**Exercise instructions**
Extract the whole listing as it stands. Do not include the pictures.

(Dataset items)
--------------------
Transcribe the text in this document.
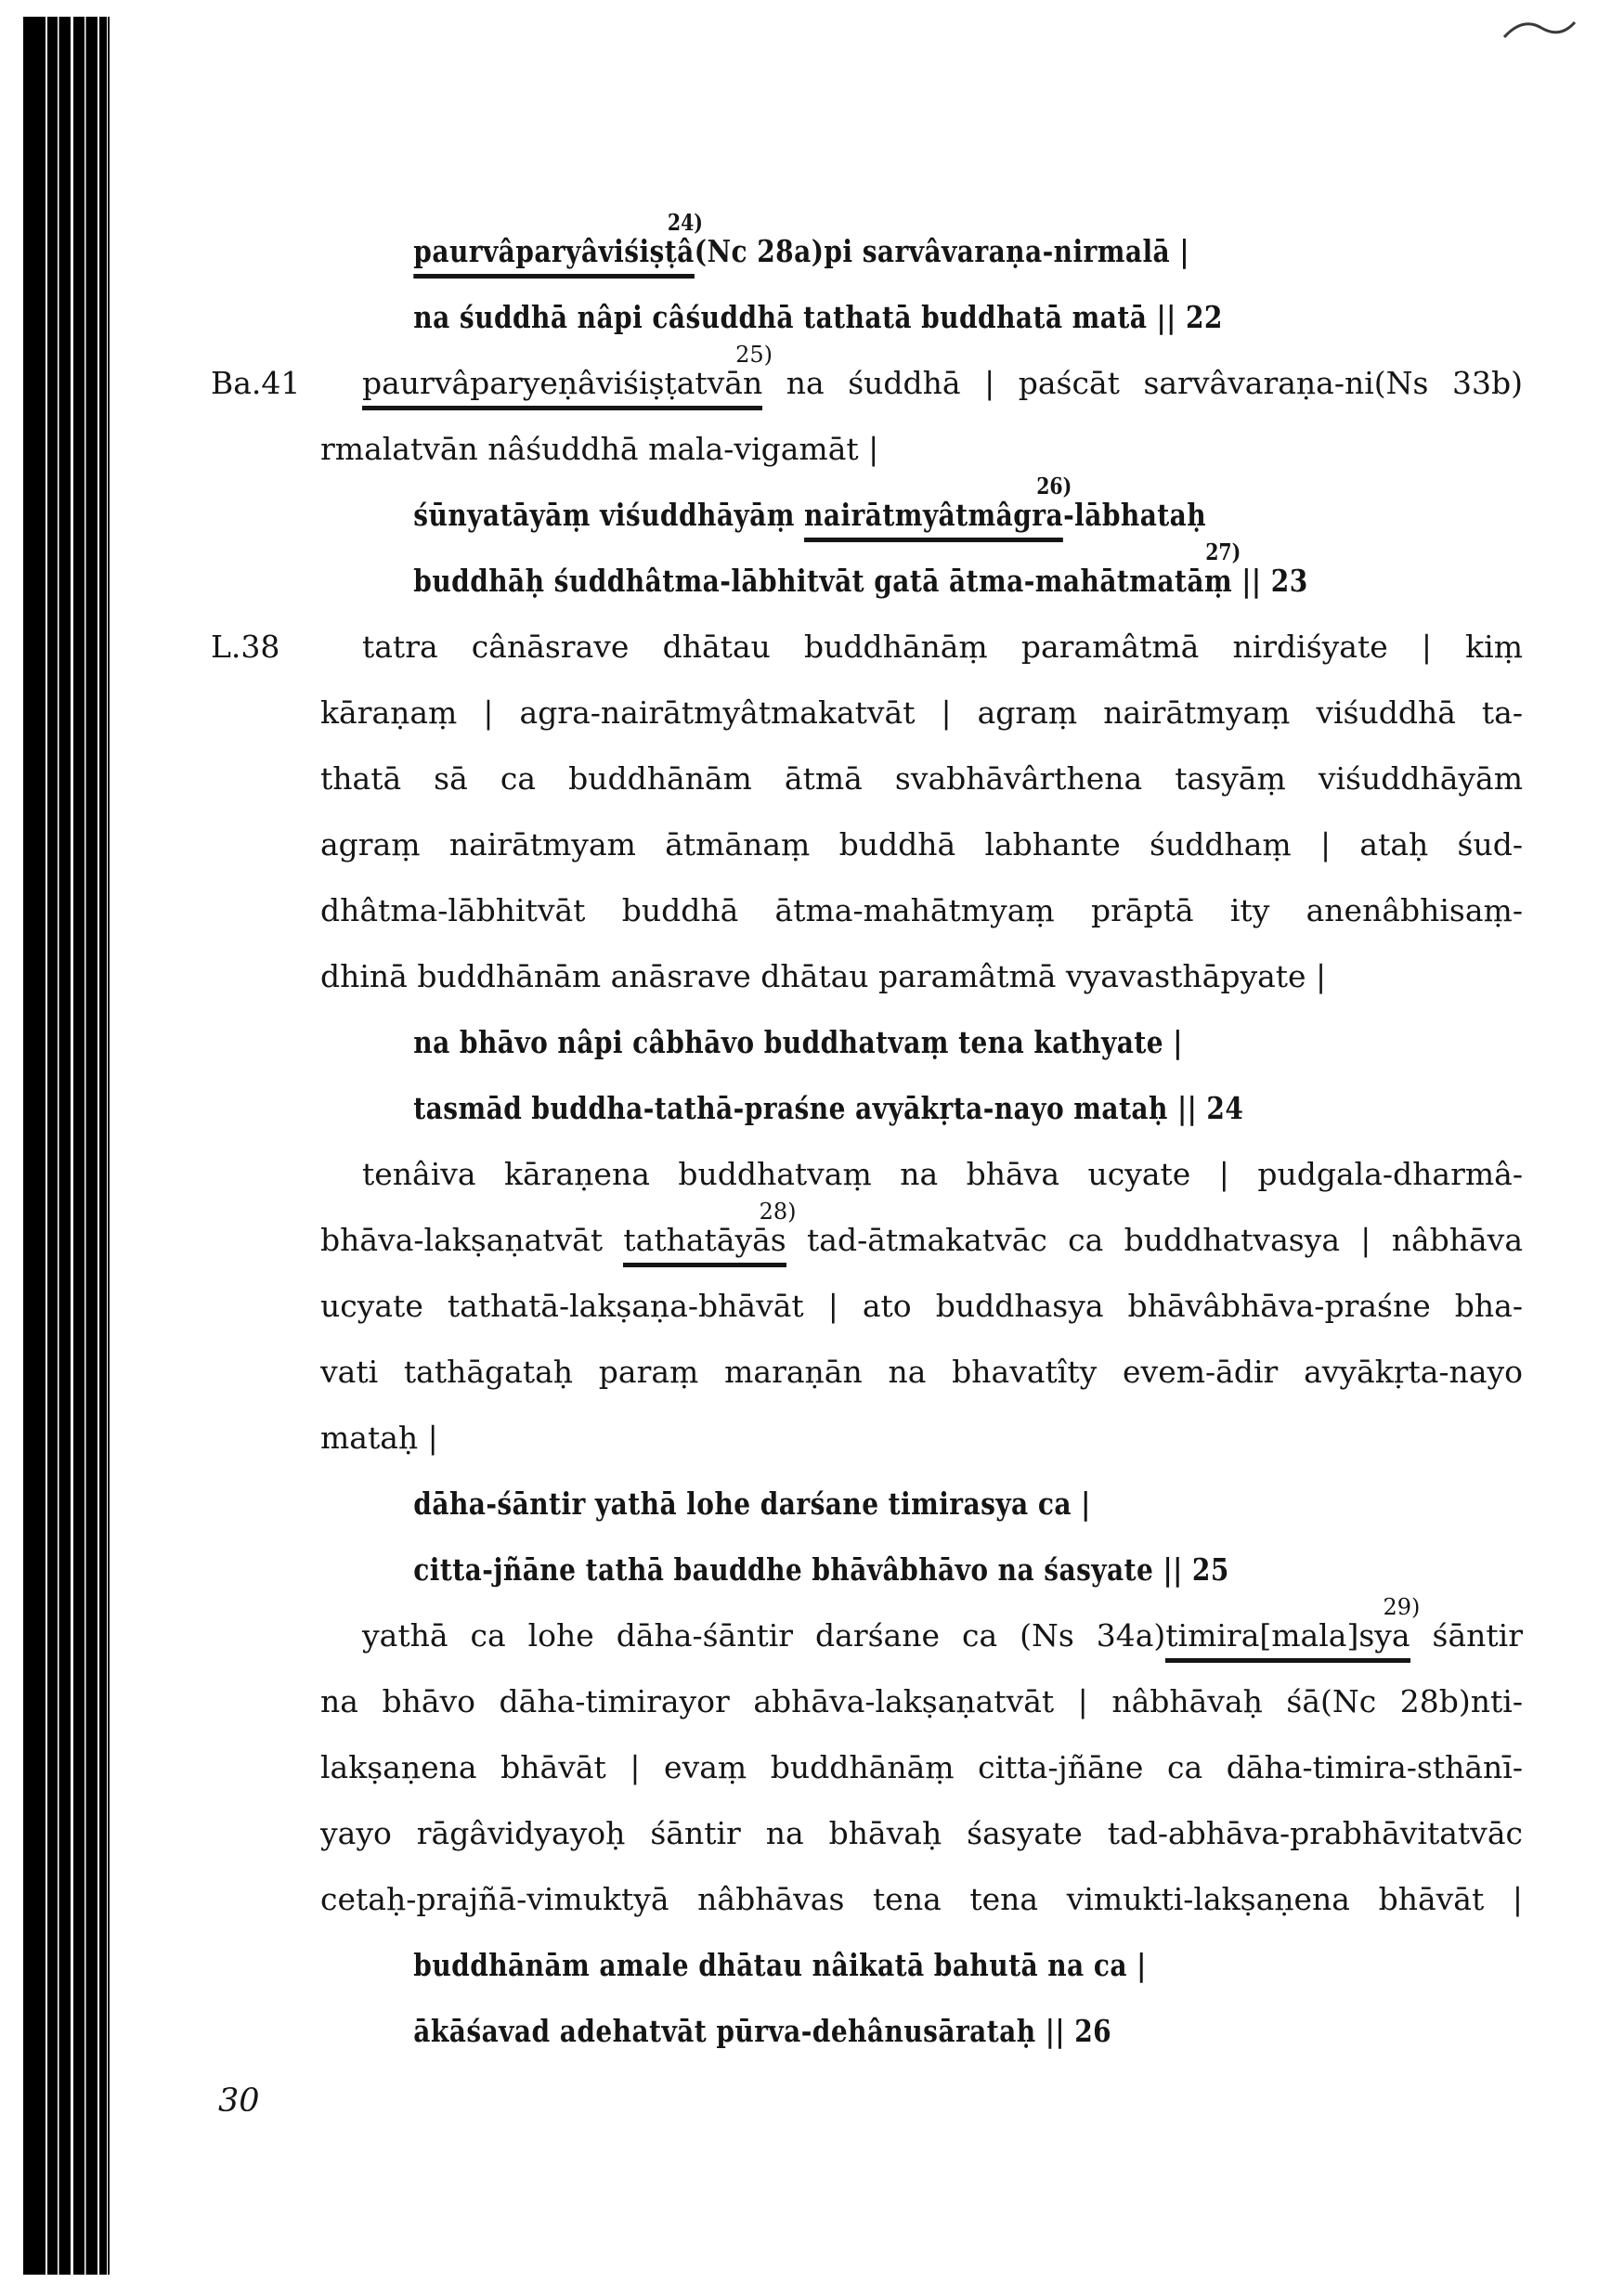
paurvâparyâviśiṣṭâ
24)
(Nc 28a)pi sarvâvaraṇa-nirmalā |
na śuddhā nâpi câśuddhā tathatā buddhatā matā || 22
Ba.41 paurvâparyeṇâviśiṣṭatvān
25)
na śuddhā | paścāt sarvâvaraṇa-ni(Ns 33b)
rmalatvān nâśuddhā mala-vigamāt |
śūnyatāyāṃ viśuddhāyāṃ nairātmyâtmâgra
26)
-lābhataḥ
buddhāḥ śuddhâtma-lābhitvāt gatā ātma-mahātmatāṃ
27)
|| 23
L.38	tatra cânāsrave dhātau buddhānāṃ paramâtmā nirdiśyate | kiṃ
kāraṇaṃ | agra-nairātmyâtmakatvāt | agraṃ nairātmyaṃ viśuddhā ta-
thatā sā ca buddhānām ātmā svabhāvârthena tasyāṃ viśuddhāyām
agraṃ nairātmyam ātmānaṃ buddhā labhante śuddhaṃ | ataḥ śud-
dhâtma-lābhitvāt buddhā ātma-mahātmyaṃ prāptā ity anenâbhisaṃ-
dhinā buddhānām anāsrave dhātau paramâtmā vyavasthāpyate |
na bhāvo nâpi câbhāvo buddhatvaṃ tena kathyate |
tasmād buddha-tathā-praśne avyākṛta-nayo mataḥ || 24
tenâiva kāraṇena buddhatvaṃ na bhāva ucyate | pudgala-dharmâ-
bhāva-lakṣaṇatvāt tathatāyās
28)
tad-ātmakatvāc ca buddhatvasya | nâbhāva
ucyate tathatā-lakṣaṇa-bhāvāt | ato buddhasya bhāvâbhāva-praśne bha-
vati tathāgataḥ paraṃ maraṇān na bhavatîty evem-ādir avyākṛta-nayo
mataḥ |
dāha-śāntir yathā lohe darśane timirasya ca |
citta-jñāne tathā bauddhe bhāvâbhāvo na śasyate || 25
yathā ca lohe dāha-śāntir darśane ca (Ns 34a)timira[mala]sya
29)
śāntir
na bhāvo dāha-timirayor abhāva-lakṣaṇatvāt | nâbhāvaḥ śā(Nc 28b)nti-
lakṣaṇena bhāvāt | evaṃ buddhānāṃ citta-jñāne ca dāha-timira-sthānī-
yayo rāgâvidyayoḥ śāntir na bhāvaḥ śasyate tad-abhāva-prabhāvitatvāc
cetaḥ-prajñā-vimuktyā nâbhāvas tena tena vimukti-lakṣaṇena bhāvāt |
buddhānām amale dhātau nâikatā bahutā na ca |
ākāśavad adehatvāt pūrva-dehânusārataḥ || 26
30
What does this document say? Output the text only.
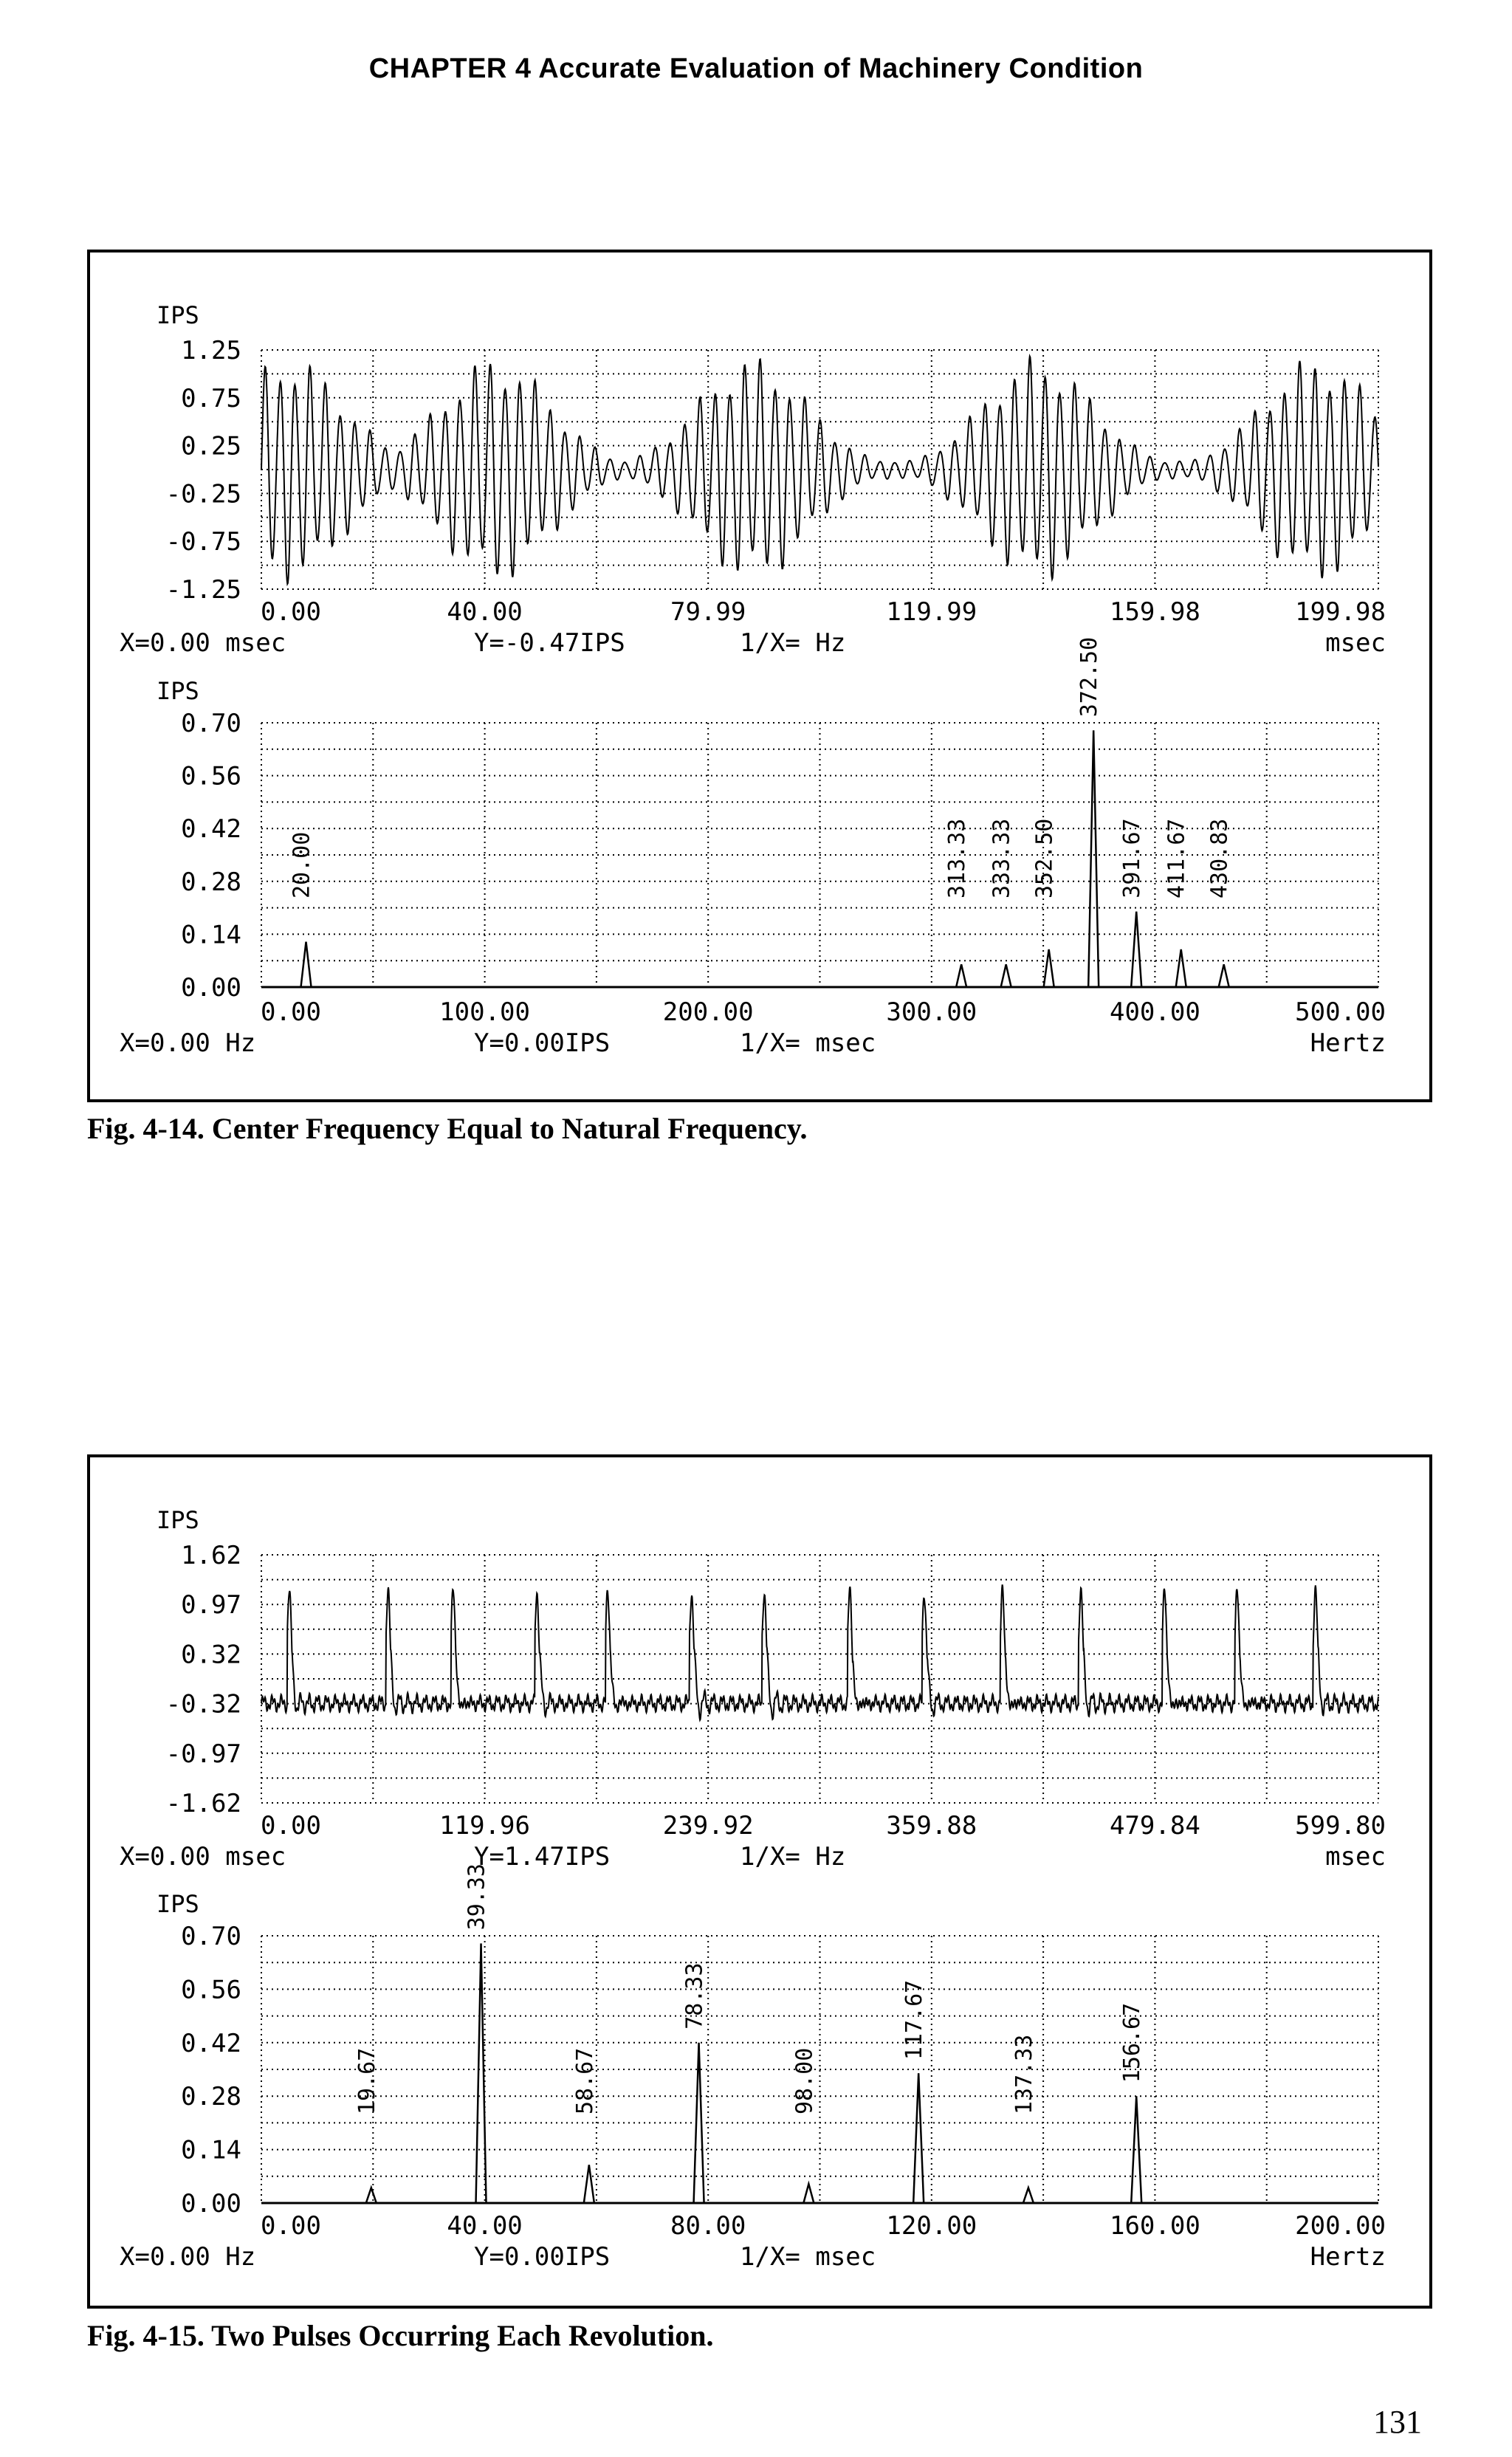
CHAPTER 4 Accurate Evaluation of Machinery Condition
IPS
1.25
0.75
0.25
-0.25
-0.75
-1.25
0.00	40.00	79.99	119.99	159.98	199.98
X=0.00 msec	Y=-0.47IPS	1/X= Hz	msec
IPS
0.70
0.56
0.42
0.28
0.14
0.00
0.00	100.00	200.00	300.00	400.00	500.00
X=0.00 Hz	Y=0.00IPS	1/X= msec	Hertz
20.00	313.33 333.33 352.50
372.50
391.67 411.67 430.83
Fig. 4-14. Center Frequency Equal to Natural Frequency.
IPS
1.62
0.97
0.32
-0.32
-0.97
-1.62
0.00	119.96	239.92	359.88	479.84	599.80
X=0.00 msec	Y=1.47IPS	1/X= Hz	msec
IPS
0.70
0.56
0.42
0.28
0.14
0.00
0.00	40.00	80.00	120.00	160.00	200.00
X=0.00 Hz	Y=0.00IPS	1/X= msec	Hertz
19.67
39.33
58.67
78.33
98.00
117.67
137.33	156.67
Fig. 4-15. Two Pulses Occurring Each Revolution.
131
--------------------
**The completed task**
Transcribe the text in this document.
paurvâparyâviśiṣṭâ
24)
(Nc 28a)pi sarvâvaraṇa-nirmalā |
na śuddhā nâpi câśuddhā tathatā buddhatā matā || 22
Ba.41 paurvâparyeṇâviśiṣṭatvān
25)
na śuddhā | paścāt sarvâvaraṇa-ni(Ns 33b)
rmalatvān nâśuddhā mala-vigamāt |
śūnyatāyāṃ viśuddhāyāṃ nairātmyâtmâgra
26)
-lābhataḥ
buddhāḥ śuddhâtma-lābhitvāt gatā ātma-mahātmatāṃ
27)
|| 23
L.38	tatra cânāsrave dhātau buddhānāṃ paramâtmā nirdiśyate | kiṃ
kāraṇaṃ | agra-nairātmyâtmakatvāt | agraṃ nairātmyaṃ viśuddhā ta-
thatā sā ca buddhānām ātmā svabhāvârthena tasyāṃ viśuddhāyām
agraṃ nairātmyam ātmānaṃ buddhā labhante śuddhaṃ | ataḥ śud-
dhâtma-lābhitvāt buddhā ātma-mahātmyaṃ prāptā ity anenâbhisaṃ-
dhinā buddhānām anāsrave dhātau paramâtmā vyavasthāpyate |
na bhāvo nâpi câbhāvo buddhatvaṃ tena kathyate |
tasmād buddha-tathā-praśne avyākṛta-nayo mataḥ || 24
tenâiva kāraṇena buddhatvaṃ na bhāva ucyate | pudgala-dharmâ-
bhāva-lakṣaṇatvāt tathatāyās
28)
tad-ātmakatvāc ca buddhatvasya | nâbhāva
ucyate tathatā-lakṣaṇa-bhāvāt | ato buddhasya bhāvâbhāva-praśne bha-
vati tathāgataḥ paraṃ maraṇān na bhavatîty evem-ādir avyākṛta-nayo
mataḥ |
dāha-śāntir yathā lohe darśane timirasya ca |
citta-jñāne tathā bauddhe bhāvâbhāvo na śasyate || 25
yathā ca lohe dāha-śāntir darśane ca (Ns 34a)timira[mala]sya
29)
śāntir
na bhāvo dāha-timirayor abhāva-lakṣaṇatvāt | nâbhāvaḥ śā(Nc 28b)nti-
lakṣaṇena bhāvāt | evaṃ buddhānāṃ citta-jñāne ca dāha-timira-sthānī-
yayo rāgâvidyayoḥ śāntir na bhāvaḥ śasyate tad-abhāva-prabhāvitatvāc
cetaḥ-prajñā-vimuktyā nâbhāvas tena tena vimukti-lakṣaṇena bhāvāt |
buddhānām amale dhātau nâikatā bahutā na ca |
ākāśavad adehatvāt pūrva-dehânusārataḥ || 26
30
What does this document say? Output the text only.
CHAPTER 4 Accurate Evaluation of Machinery Condition
IPS
1.25
0.75
0.25
-0.25
-0.75
-1.25
0.00	40.00	79.99	119.99	159.98	199.98
X=0.00 msec	Y=-0.47IPS	1/X= Hz	msec
IPS
0.70
0.56
0.42
0.28
0.14
0.00
0.00	100.00	200.00	300.00	400.00	500.00
X=0.00 Hz	Y=0.00IPS	1/X= msec	Hertz
20.00	313.33 333.33 352.50
372.50
391.67 411.67 430.83
Fig. 4-14. Center Frequency Equal to Natural Frequency.
IPS
1.62
0.97
0.32
-0.32
-0.97
-1.62
0.00	119.96	239.92	359.88	479.84	599.80
X=0.00 msec	Y=1.47IPS	1/X= Hz	msec
IPS
0.70
0.56
0.42
0.28
0.14
0.00
0.00	40.00	80.00	120.00	160.00	200.00
X=0.00 Hz	Y=0.00IPS	1/X= msec	Hertz
19.67
39.33
58.67
78.33
98.00
117.67
137.33	156.67
Fig. 4-15. Two Pulses Occurring Each Revolution.
131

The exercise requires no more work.